[Dataset rows]

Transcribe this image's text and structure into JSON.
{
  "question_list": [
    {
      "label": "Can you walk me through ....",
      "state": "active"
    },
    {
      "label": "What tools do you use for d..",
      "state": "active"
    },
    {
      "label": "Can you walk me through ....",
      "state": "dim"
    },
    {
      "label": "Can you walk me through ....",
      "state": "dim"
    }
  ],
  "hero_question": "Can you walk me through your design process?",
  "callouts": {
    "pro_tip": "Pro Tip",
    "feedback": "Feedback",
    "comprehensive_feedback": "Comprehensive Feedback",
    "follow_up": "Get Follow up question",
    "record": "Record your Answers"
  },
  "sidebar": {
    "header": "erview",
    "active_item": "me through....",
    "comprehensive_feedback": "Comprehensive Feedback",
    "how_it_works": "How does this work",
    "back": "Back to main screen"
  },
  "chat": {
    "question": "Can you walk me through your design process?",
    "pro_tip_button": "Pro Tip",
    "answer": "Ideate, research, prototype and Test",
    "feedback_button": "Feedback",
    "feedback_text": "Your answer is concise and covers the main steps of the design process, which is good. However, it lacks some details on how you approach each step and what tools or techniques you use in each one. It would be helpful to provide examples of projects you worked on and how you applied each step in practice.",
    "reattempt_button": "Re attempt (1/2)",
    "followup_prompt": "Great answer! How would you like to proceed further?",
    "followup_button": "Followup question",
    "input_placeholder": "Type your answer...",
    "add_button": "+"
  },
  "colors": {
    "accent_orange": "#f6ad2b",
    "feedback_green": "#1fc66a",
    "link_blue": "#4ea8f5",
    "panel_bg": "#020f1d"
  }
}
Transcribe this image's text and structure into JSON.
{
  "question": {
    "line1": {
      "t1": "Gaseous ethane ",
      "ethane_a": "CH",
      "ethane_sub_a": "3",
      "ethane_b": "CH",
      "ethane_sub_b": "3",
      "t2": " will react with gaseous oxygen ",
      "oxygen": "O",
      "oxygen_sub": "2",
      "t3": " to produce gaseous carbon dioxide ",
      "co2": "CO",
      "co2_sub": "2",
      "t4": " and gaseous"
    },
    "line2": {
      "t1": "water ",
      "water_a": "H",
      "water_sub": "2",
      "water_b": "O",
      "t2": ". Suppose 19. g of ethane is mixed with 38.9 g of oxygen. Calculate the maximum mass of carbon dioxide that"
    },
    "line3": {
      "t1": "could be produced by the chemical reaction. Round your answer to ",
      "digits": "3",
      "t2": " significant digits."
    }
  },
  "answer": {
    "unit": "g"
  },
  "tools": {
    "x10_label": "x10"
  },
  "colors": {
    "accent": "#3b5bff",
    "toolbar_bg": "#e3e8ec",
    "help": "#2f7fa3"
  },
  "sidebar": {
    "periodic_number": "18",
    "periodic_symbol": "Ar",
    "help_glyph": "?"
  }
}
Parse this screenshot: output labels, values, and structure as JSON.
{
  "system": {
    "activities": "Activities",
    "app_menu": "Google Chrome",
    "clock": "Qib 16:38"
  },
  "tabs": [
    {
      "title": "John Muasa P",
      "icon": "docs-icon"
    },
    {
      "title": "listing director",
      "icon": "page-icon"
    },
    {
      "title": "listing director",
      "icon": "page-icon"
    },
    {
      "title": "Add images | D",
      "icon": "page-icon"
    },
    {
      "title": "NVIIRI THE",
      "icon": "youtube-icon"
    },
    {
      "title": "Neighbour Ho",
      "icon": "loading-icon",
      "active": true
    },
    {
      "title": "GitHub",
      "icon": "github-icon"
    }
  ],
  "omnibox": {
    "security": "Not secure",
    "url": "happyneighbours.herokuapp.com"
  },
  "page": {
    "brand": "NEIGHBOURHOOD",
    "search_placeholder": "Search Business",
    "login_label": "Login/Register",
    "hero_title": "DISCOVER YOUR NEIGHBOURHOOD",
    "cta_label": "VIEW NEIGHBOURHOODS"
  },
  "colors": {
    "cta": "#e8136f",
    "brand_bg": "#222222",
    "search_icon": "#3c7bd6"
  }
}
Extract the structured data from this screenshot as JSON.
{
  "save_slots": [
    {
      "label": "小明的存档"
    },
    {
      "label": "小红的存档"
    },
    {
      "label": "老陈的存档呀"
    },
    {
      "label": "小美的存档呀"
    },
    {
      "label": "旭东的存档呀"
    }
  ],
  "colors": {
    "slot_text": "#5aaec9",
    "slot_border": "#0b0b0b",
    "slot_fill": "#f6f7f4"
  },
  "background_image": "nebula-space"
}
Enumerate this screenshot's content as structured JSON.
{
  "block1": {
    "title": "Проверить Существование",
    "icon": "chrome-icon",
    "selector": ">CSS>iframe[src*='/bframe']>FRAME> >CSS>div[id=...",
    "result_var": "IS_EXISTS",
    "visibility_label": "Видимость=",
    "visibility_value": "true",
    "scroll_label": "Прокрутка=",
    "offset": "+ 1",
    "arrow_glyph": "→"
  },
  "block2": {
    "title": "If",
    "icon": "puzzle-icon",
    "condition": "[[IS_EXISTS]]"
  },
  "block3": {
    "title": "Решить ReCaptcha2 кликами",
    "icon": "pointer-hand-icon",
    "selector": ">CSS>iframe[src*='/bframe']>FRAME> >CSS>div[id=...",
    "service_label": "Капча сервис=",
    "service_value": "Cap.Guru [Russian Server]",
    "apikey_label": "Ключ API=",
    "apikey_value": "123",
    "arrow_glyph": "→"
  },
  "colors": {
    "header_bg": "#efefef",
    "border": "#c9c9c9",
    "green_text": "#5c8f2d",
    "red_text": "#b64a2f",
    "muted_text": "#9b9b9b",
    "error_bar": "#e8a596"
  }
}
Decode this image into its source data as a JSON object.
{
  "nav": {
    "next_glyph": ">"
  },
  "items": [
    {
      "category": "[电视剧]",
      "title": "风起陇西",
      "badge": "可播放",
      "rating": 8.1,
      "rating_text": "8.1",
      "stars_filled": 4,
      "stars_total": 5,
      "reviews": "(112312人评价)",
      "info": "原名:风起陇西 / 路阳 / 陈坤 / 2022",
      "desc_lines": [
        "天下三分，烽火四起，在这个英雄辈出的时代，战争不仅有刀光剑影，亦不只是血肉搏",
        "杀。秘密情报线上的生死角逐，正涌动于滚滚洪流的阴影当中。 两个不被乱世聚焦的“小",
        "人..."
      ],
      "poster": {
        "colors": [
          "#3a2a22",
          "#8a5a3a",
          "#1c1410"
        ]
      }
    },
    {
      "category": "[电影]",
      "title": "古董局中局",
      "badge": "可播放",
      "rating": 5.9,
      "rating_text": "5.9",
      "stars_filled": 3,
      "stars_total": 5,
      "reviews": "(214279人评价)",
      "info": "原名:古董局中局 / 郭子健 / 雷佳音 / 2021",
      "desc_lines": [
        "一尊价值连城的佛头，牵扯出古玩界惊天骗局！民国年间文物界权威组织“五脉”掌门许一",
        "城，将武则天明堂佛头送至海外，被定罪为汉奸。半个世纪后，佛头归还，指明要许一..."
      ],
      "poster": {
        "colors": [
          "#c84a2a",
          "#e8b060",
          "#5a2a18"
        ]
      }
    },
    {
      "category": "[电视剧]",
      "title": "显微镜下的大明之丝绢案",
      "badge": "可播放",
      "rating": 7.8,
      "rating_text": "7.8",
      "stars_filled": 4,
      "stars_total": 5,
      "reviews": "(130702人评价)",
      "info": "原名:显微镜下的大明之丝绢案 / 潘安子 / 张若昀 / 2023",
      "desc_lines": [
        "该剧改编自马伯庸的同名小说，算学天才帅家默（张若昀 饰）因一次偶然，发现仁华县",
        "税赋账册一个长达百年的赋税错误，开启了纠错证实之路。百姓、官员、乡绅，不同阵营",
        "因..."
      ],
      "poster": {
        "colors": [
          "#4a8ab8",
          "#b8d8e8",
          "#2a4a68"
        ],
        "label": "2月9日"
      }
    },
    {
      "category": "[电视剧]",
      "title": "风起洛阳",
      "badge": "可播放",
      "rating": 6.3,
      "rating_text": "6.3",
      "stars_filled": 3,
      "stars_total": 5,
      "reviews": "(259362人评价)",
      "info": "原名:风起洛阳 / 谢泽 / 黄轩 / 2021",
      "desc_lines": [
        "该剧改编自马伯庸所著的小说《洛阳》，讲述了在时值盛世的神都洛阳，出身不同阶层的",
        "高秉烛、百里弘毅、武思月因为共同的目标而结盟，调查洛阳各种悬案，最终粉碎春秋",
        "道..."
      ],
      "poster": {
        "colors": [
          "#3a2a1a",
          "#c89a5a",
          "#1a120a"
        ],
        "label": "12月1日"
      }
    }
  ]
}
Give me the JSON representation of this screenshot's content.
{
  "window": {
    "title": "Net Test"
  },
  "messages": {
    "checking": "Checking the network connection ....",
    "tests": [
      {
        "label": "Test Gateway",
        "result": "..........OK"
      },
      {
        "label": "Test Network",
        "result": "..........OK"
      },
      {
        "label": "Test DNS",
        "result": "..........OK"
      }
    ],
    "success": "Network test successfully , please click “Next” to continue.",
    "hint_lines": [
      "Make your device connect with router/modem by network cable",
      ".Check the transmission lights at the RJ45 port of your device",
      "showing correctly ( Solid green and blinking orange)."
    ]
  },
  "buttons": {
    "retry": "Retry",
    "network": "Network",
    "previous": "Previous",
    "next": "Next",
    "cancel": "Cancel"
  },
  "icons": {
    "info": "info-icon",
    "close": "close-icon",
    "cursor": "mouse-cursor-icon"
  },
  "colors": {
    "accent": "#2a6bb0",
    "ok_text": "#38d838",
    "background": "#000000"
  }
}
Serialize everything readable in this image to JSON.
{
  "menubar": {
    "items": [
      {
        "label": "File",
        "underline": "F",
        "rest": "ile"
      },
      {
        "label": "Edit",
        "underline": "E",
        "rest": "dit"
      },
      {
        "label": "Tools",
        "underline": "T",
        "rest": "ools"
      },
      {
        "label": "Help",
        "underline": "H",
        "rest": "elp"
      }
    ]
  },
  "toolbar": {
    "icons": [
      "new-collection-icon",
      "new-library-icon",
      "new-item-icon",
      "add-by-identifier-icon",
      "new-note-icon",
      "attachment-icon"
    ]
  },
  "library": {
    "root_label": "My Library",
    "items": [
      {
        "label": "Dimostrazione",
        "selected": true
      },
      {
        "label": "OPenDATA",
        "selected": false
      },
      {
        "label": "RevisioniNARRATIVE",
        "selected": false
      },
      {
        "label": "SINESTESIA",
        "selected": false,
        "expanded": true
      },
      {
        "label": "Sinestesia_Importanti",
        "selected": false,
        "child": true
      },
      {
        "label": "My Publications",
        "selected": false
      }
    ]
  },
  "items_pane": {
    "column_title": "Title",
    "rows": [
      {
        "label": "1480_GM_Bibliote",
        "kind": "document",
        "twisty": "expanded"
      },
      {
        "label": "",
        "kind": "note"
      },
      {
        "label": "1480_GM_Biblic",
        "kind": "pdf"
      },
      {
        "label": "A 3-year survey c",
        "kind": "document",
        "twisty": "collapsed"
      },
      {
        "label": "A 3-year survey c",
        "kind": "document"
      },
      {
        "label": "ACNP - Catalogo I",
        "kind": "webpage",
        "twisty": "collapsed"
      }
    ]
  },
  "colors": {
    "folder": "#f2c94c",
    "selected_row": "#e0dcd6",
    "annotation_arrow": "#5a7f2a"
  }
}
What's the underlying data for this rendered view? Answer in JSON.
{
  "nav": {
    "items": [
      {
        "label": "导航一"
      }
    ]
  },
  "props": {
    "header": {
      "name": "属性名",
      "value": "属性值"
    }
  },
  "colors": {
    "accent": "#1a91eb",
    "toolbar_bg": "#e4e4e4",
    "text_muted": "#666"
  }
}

**PROBLEM TO WORK ON**
Exactly repeat the lines from the line that contains "What's the underlying" to the end of the entries, both included, and leave out all other lines.

**THE ANSWER**
What's the underlying data for this rendered view? Answer in JSON.
{
  "nav": {
    "items": [
      {
        "label": "导航一"
      }
    ]
  },
  "props": {
    "header": {
      "name": "属性名",
      "value": "属性值"
    }
  },
  "colors": {
    "accent": "#1a91eb",
    "toolbar_bg": "#e4e4e4",
    "text_muted": "#666"
  }
}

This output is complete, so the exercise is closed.